** START Data lines **

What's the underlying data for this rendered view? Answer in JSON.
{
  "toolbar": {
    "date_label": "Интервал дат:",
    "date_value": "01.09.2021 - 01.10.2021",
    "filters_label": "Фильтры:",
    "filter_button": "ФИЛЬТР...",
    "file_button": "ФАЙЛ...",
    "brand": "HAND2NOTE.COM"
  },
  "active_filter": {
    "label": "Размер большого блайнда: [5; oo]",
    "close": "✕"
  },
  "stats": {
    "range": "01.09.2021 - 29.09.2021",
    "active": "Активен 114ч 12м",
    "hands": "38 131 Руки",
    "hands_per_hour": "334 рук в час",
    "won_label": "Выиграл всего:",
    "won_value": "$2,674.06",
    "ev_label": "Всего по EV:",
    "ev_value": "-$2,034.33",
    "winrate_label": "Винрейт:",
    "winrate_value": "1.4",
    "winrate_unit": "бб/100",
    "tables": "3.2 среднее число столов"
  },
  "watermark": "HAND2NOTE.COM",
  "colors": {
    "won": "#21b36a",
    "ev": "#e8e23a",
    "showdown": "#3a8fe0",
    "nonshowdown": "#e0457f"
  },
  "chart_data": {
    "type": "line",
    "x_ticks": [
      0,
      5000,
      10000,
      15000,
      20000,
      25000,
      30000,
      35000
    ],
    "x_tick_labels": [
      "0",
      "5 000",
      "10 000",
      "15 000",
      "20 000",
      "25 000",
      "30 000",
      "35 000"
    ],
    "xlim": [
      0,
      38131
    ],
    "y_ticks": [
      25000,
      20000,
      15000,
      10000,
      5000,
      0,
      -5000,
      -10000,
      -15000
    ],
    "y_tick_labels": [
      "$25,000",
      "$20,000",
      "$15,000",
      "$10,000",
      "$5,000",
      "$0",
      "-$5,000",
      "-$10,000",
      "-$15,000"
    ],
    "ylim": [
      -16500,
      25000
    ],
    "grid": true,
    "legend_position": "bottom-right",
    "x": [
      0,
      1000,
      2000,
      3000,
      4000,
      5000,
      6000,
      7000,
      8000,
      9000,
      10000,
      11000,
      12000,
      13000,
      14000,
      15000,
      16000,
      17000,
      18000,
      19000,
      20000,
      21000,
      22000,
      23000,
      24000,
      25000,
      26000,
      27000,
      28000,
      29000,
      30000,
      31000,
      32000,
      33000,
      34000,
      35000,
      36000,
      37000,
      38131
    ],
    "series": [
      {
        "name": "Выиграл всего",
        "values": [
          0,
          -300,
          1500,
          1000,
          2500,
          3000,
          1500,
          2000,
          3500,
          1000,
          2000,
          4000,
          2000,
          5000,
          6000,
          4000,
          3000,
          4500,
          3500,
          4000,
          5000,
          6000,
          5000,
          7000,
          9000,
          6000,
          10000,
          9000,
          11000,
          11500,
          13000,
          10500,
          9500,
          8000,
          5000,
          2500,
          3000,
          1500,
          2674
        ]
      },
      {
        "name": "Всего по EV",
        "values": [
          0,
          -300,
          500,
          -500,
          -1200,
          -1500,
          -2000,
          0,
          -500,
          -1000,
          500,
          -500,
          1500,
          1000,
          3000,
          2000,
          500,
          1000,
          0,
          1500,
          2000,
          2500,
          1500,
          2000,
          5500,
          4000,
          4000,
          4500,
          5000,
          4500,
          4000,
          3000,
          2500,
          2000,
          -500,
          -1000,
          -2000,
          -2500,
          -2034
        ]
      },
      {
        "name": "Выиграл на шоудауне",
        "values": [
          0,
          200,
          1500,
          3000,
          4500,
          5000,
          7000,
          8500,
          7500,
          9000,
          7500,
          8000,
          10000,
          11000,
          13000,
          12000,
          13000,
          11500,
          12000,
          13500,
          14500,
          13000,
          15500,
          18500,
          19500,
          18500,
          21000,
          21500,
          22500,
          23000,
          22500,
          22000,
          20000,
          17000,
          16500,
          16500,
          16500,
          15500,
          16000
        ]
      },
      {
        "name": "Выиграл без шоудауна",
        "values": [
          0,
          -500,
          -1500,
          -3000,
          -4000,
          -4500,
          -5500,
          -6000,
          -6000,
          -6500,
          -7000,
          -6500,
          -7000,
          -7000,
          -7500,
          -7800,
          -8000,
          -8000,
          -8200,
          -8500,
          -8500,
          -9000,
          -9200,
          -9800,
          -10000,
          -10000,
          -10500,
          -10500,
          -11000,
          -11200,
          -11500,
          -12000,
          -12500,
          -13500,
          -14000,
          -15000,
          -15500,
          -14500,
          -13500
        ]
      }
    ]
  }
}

** END Data lines **

# Goal of the exercise
Where a line above contains the word "name", copy that line.

# Solved problem
        "name": "Выиграл всего",
        "name": "Всего по EV",
        "name": "Выиграл на шоудауне",
        "name": "Выиграл без шоудауна",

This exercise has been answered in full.